:: EXCERPT PROVIDED

Thursday, 26 October 2023

"We need new forms of story-telling" ❤️

Ela Bhatt’s Women, Work and Peace

Voice, Visibility & Viability for Women

‘The Household Model’ as a Viable Alternative for International Relations 

The New Indian Express | Today’s Editorial

26 October 2023

#newspaperinlearning, #upsc, #womenwork, #elabhatt, #martinbuber

The author of this editorial feature – Shiv Viswanathan, highlights the last book written by the late Ela Bhatt titled, Women, Work and Peace, and suggests that, the household model provided by Ela could be a viable alternative for us to evolve into a caring society.

On an aside - Ela – fondly called the ‘gentle revolutionary’ is hailed as a pioneer in women’s empowerment. She is the founder of the 2.1 million-strong Self-Employed Women’s Association [SEWA] trade union in India. She’s also a committed Gandhian practitioner of non-violence and self-reliance.

::::
:: LISTED RECORDS

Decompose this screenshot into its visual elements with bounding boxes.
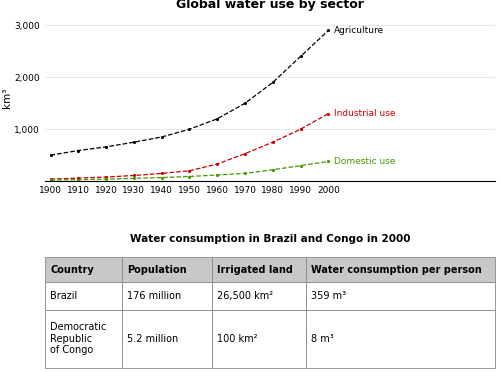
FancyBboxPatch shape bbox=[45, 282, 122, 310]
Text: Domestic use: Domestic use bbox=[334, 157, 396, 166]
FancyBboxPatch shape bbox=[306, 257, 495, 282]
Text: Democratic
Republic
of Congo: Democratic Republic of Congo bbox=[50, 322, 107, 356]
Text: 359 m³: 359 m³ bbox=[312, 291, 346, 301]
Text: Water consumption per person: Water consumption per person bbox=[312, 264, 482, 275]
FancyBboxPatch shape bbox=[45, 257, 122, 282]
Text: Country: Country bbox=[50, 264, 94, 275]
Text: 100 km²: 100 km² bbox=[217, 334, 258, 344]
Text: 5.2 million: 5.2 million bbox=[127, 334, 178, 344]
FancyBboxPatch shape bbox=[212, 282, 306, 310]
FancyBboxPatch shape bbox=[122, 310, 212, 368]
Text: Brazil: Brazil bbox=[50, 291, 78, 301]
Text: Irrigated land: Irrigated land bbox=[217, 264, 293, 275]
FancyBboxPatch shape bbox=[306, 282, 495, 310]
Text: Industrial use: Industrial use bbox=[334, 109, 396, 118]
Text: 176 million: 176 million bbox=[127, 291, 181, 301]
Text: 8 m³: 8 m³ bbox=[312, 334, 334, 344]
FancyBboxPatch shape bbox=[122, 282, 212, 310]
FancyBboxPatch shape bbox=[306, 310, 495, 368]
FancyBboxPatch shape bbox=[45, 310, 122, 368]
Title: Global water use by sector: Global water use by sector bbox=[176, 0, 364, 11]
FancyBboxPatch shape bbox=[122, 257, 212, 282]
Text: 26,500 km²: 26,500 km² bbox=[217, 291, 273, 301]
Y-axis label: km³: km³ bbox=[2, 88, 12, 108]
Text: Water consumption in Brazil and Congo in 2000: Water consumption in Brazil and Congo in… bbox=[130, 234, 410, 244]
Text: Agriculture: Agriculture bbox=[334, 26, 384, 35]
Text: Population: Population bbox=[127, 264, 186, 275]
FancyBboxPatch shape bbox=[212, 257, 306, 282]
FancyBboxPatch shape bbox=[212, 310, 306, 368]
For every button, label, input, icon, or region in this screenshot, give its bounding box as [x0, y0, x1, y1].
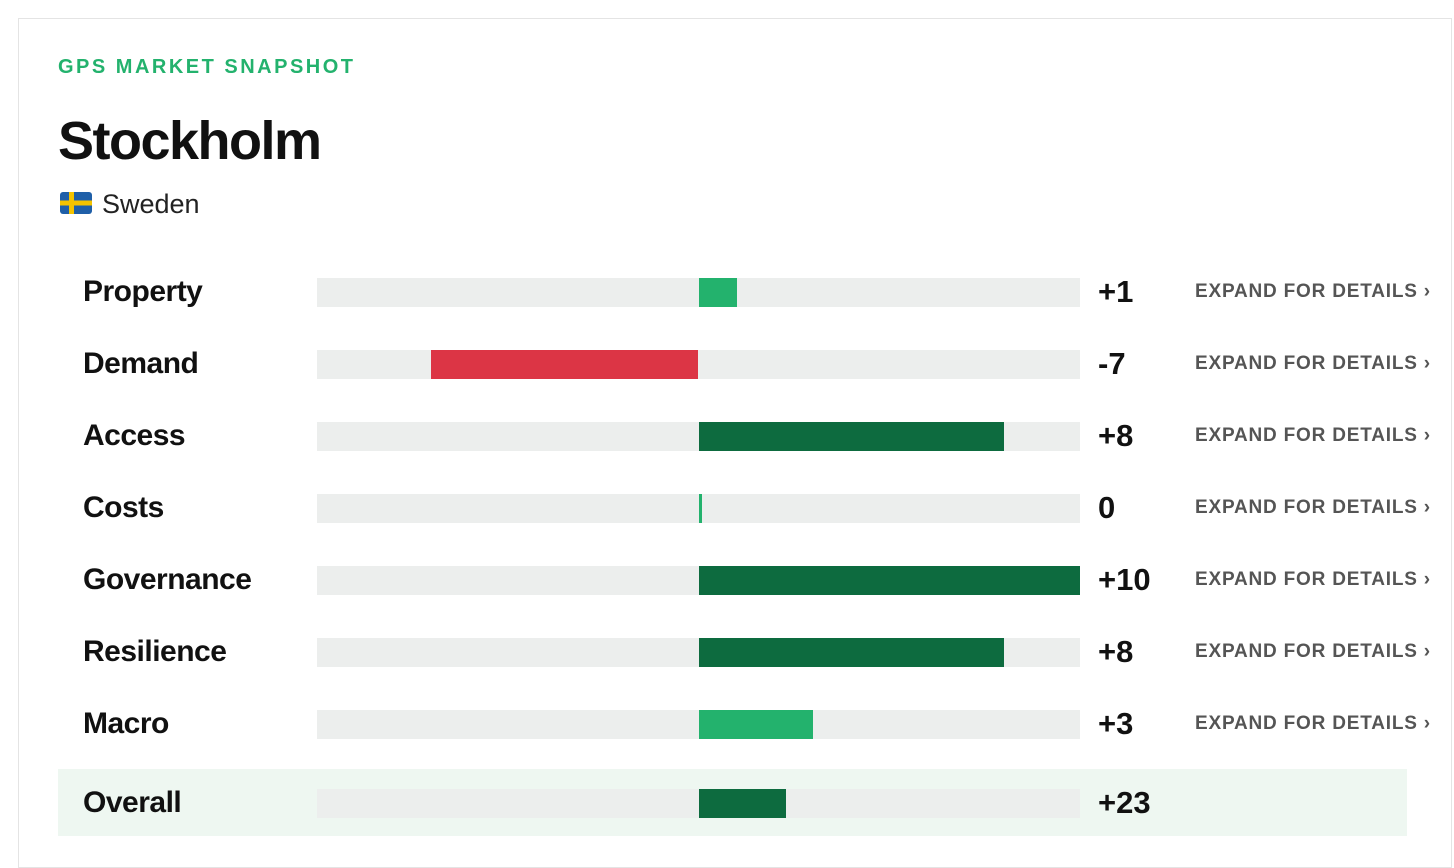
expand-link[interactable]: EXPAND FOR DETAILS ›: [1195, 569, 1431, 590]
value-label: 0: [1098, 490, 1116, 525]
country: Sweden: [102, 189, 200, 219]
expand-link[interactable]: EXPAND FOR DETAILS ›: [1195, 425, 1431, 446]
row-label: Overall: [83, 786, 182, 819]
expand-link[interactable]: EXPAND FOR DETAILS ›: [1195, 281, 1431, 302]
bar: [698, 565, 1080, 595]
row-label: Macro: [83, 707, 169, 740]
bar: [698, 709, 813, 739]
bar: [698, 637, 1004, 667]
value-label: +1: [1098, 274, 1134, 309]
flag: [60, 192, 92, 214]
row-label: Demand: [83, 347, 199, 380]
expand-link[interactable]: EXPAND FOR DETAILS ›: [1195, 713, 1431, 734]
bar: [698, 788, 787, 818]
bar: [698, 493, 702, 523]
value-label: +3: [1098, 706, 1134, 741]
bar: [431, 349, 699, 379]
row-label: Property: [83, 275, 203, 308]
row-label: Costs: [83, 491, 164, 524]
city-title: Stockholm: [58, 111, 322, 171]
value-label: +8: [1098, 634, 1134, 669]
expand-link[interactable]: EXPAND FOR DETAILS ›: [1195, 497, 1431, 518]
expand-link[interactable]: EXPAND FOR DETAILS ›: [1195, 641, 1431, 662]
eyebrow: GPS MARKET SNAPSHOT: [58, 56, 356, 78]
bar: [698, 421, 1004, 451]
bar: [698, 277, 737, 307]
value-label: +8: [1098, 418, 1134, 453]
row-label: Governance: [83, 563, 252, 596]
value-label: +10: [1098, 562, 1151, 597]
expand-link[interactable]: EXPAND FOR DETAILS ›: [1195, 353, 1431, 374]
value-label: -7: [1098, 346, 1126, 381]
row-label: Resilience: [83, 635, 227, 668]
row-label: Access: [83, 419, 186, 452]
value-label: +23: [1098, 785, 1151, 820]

::::
:: LISTED RECORDS

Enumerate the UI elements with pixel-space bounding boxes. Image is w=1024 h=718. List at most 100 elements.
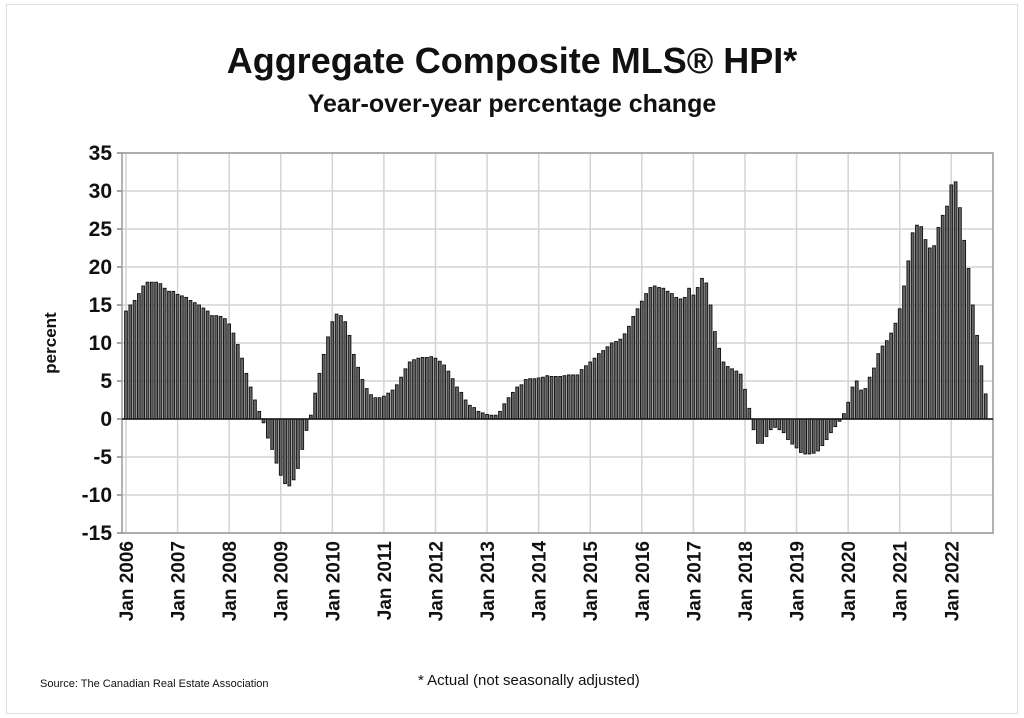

::::
:: LISTED RECORDS

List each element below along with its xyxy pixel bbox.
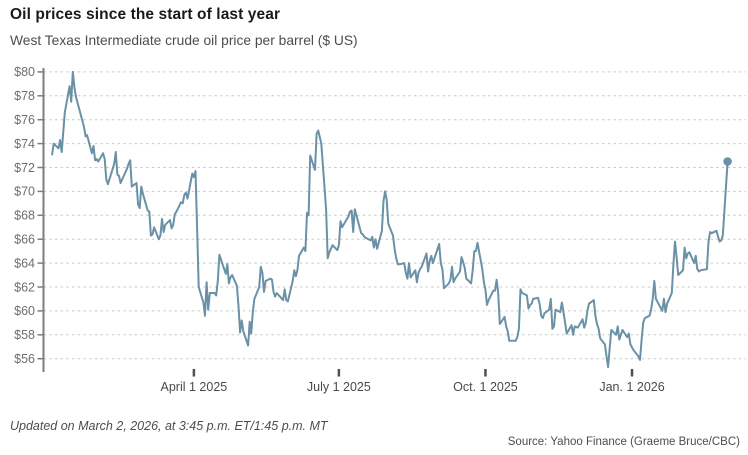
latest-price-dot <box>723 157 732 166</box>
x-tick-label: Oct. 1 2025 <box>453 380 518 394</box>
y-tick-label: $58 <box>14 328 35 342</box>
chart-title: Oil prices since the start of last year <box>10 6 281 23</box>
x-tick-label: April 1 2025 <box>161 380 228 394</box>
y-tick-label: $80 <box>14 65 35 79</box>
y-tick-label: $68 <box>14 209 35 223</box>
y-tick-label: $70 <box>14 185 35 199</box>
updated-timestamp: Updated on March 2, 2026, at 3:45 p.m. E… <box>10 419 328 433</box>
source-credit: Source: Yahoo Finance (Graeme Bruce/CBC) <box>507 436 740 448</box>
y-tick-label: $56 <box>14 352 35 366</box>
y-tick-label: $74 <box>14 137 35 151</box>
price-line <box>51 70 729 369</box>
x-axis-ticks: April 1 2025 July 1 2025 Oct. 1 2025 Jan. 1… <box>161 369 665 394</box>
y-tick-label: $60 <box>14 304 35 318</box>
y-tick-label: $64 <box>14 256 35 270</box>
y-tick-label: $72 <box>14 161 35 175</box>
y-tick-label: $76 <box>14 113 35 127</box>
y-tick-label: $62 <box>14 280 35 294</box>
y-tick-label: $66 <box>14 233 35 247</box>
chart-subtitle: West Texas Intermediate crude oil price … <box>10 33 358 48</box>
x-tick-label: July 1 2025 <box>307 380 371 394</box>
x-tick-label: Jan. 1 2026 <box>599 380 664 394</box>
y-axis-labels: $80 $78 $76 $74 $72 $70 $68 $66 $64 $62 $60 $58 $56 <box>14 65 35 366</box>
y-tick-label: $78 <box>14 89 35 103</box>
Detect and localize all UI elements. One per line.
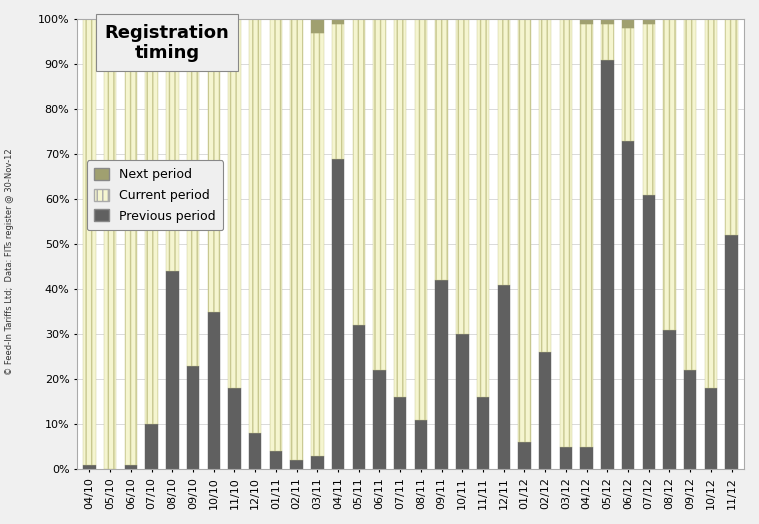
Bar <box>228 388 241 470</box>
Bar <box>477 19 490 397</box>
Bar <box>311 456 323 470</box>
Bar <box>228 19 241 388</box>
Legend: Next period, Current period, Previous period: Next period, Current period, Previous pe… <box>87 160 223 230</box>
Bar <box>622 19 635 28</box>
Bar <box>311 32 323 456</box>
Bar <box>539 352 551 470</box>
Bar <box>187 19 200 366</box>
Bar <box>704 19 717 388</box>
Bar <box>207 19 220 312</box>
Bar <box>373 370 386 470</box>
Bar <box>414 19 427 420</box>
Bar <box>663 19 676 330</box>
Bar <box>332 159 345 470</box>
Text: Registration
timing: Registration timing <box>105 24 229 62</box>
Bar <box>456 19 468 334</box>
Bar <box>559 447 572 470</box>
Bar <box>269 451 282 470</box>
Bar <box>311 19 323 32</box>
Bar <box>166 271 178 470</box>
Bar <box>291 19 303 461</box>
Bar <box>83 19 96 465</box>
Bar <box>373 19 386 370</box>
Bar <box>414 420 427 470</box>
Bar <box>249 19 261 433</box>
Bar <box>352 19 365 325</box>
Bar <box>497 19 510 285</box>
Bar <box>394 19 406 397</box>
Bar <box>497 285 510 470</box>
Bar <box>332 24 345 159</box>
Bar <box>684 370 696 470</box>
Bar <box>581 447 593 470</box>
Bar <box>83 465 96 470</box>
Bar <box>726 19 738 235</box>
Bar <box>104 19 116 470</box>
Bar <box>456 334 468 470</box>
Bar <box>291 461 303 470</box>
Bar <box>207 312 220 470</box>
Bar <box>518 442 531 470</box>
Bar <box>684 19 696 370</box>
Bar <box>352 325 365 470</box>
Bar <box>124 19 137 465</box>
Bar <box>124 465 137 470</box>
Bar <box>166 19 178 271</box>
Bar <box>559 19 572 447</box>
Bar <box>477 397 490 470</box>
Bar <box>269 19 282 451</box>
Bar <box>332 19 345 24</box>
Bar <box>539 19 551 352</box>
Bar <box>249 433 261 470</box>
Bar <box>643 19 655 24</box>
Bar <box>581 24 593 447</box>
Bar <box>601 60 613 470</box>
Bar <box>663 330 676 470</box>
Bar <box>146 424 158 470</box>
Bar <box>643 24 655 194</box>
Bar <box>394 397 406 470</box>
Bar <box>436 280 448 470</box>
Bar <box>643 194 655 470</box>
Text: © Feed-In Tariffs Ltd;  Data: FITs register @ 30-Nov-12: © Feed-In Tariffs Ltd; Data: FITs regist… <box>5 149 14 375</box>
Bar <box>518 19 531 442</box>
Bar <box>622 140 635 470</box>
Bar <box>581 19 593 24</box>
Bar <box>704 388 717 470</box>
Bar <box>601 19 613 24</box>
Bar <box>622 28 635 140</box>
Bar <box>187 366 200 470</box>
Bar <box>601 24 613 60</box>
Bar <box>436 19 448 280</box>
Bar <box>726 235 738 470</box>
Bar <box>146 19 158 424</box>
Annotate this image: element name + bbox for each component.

::::

**SET TASKS**.
**1)** In the post on Ela Bhatt's book, why does Shiv Viswanathan put forward the household model? Answer in one to three sentences.
**2)** Answer these questions from the post on Ela Bhatt's book:
(a) Which newspaper ran the editorial?
(b) What is the title of the last book Ela Bhatt wrote?
(c) How many members does the trade union she founded have?
The listing has nothing to do with what comes next.

**TASK-BY-TASK OUTPUTS**.
**1)** He suggests that the household model Ela Bhatt provided could be a viable alternative that would let us evolve into a caring society. The post's heading presents it as an alternative for international relations.

**2)**
(a) The New Indian Express
(b) Women, Work and Peace
(c) 2.1 million